> WHAT TO DO
Select the lines that hold the word "руководителем" and copy each one.

> Records from a data source
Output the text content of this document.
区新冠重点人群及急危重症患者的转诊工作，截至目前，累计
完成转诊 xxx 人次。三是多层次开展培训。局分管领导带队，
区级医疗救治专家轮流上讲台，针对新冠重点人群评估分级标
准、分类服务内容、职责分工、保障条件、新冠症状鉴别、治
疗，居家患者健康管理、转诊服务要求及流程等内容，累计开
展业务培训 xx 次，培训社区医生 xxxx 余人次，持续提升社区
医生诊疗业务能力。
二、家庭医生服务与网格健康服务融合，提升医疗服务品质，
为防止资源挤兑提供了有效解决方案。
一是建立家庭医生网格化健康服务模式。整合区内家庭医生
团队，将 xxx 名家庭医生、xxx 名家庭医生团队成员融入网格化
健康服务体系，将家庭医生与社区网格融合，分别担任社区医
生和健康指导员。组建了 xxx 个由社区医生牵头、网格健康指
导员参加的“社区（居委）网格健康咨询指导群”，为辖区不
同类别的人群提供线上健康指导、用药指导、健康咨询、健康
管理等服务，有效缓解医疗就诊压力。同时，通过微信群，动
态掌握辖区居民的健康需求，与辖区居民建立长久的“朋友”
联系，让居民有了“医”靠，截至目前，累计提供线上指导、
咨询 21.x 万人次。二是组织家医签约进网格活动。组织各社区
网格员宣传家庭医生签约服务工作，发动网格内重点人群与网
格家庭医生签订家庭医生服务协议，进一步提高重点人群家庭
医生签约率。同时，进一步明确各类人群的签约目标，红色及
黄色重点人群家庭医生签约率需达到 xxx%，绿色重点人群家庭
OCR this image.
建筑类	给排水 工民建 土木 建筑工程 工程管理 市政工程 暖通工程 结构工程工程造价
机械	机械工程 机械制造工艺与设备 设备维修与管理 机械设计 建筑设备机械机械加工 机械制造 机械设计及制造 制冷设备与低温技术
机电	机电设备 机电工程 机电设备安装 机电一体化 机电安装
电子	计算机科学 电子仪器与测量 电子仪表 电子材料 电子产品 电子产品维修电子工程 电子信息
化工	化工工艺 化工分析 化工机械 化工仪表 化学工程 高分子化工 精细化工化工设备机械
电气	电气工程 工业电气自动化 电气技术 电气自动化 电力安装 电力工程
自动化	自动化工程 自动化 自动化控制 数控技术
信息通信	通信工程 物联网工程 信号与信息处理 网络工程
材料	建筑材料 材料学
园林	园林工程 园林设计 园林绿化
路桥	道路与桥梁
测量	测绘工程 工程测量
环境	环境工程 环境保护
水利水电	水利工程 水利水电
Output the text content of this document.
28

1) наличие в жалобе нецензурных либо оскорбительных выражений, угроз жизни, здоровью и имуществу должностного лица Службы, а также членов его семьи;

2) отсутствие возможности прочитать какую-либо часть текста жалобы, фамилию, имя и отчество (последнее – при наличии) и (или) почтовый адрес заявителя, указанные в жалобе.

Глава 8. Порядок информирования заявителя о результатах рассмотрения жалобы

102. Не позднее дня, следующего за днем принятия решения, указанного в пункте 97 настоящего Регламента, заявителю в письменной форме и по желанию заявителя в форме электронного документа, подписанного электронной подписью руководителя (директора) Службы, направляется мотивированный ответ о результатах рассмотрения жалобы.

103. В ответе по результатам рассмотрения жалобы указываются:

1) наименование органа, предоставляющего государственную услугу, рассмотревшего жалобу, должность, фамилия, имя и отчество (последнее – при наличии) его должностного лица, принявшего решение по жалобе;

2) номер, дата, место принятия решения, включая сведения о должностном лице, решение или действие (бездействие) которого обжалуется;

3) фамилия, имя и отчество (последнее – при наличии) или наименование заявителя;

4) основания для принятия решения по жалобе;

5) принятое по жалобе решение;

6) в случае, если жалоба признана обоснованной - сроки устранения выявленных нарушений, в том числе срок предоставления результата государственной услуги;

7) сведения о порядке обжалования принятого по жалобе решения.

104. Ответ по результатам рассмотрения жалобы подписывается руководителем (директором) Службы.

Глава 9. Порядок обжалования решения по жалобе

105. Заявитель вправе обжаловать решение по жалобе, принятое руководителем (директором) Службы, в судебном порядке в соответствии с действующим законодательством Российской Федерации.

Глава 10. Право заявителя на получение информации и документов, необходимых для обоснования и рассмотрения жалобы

> REPLY
104. Ответ по результатам рассмотрения жалобы подписывается руководителем (директором) Службы.
105. Заявитель вправе обжаловать решение по жалобе, принятое руководителем (директором) Службы, в судебном порядке в соответствии с действующим законодательством Российской Федерации.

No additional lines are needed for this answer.